§ Exercise:
Look for the word "внешнеэкономических" in each line and report the count of matching lines, with nothing added.

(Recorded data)
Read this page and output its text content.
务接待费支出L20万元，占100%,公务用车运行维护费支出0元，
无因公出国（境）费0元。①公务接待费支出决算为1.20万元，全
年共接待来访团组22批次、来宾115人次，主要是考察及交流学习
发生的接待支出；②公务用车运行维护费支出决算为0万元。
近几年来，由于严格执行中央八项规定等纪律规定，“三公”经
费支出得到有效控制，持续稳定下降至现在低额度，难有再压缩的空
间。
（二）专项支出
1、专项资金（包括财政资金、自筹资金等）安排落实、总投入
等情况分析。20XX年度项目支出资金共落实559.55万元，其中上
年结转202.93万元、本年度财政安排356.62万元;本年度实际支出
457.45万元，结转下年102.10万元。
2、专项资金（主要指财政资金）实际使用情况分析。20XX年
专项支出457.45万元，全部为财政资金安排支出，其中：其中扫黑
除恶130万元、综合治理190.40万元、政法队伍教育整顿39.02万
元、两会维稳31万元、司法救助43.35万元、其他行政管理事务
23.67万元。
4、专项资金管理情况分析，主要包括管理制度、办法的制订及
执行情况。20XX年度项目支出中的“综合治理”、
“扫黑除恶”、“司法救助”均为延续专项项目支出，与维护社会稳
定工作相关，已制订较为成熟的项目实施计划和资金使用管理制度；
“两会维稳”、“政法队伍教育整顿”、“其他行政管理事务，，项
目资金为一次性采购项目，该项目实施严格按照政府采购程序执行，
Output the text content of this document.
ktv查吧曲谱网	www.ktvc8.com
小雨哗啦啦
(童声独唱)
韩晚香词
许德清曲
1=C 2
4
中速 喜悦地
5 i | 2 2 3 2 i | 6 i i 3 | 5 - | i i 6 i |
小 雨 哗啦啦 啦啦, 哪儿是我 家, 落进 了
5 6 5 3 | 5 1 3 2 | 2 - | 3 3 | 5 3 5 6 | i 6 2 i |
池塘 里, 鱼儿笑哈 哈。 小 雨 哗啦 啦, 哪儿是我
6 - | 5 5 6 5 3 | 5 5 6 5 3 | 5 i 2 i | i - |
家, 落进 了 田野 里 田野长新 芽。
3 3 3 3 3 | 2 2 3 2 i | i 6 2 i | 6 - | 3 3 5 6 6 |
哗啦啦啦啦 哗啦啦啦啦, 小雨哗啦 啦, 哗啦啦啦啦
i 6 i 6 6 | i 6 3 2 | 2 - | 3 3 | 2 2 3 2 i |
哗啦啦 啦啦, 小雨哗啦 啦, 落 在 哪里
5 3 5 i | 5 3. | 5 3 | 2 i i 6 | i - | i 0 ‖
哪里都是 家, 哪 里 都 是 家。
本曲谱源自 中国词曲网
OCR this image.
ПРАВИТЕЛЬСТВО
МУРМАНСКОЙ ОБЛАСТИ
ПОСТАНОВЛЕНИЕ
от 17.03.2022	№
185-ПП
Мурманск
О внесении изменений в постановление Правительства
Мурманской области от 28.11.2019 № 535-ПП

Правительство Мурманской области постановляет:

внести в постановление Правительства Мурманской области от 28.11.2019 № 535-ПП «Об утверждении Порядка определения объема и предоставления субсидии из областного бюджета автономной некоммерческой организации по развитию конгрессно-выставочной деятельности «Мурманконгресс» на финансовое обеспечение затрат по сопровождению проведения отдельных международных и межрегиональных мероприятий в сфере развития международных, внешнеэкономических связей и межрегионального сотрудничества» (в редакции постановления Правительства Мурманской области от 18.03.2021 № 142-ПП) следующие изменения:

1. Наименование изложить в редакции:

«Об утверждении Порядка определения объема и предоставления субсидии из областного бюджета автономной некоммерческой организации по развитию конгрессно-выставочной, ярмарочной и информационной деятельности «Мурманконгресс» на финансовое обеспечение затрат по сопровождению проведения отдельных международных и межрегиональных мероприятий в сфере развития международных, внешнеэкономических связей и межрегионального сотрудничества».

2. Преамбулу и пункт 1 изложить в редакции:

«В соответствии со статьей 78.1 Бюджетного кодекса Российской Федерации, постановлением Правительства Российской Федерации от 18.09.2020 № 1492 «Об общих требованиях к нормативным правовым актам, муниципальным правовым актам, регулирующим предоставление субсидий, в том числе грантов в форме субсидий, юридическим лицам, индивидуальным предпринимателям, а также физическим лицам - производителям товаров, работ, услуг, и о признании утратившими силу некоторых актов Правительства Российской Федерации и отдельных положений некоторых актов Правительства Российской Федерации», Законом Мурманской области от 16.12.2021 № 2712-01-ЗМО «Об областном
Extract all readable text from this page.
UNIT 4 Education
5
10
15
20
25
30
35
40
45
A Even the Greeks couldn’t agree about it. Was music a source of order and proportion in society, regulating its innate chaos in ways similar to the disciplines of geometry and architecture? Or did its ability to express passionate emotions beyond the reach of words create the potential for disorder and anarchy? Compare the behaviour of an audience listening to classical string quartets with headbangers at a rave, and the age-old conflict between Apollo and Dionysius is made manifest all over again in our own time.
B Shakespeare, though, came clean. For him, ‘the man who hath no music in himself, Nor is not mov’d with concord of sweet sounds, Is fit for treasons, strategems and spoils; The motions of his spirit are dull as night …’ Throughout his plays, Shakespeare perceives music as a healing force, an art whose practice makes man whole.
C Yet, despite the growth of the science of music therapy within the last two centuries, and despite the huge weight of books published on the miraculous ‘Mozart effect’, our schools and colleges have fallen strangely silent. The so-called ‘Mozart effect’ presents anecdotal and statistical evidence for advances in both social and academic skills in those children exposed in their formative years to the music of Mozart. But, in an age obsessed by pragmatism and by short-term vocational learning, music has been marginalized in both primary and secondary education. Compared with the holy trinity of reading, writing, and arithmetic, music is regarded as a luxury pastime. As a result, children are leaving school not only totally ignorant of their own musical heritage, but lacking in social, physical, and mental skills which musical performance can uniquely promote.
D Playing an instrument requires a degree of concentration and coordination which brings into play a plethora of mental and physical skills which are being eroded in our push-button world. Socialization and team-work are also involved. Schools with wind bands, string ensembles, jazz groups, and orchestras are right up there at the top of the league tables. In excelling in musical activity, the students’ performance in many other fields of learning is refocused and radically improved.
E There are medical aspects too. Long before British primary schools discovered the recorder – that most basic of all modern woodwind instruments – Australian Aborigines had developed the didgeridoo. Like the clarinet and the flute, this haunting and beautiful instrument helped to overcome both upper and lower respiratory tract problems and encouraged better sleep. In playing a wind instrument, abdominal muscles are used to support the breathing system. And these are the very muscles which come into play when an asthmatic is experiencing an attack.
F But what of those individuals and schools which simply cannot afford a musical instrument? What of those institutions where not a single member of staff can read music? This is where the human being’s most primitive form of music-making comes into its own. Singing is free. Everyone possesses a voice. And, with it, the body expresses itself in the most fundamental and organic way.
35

§ Response below:
2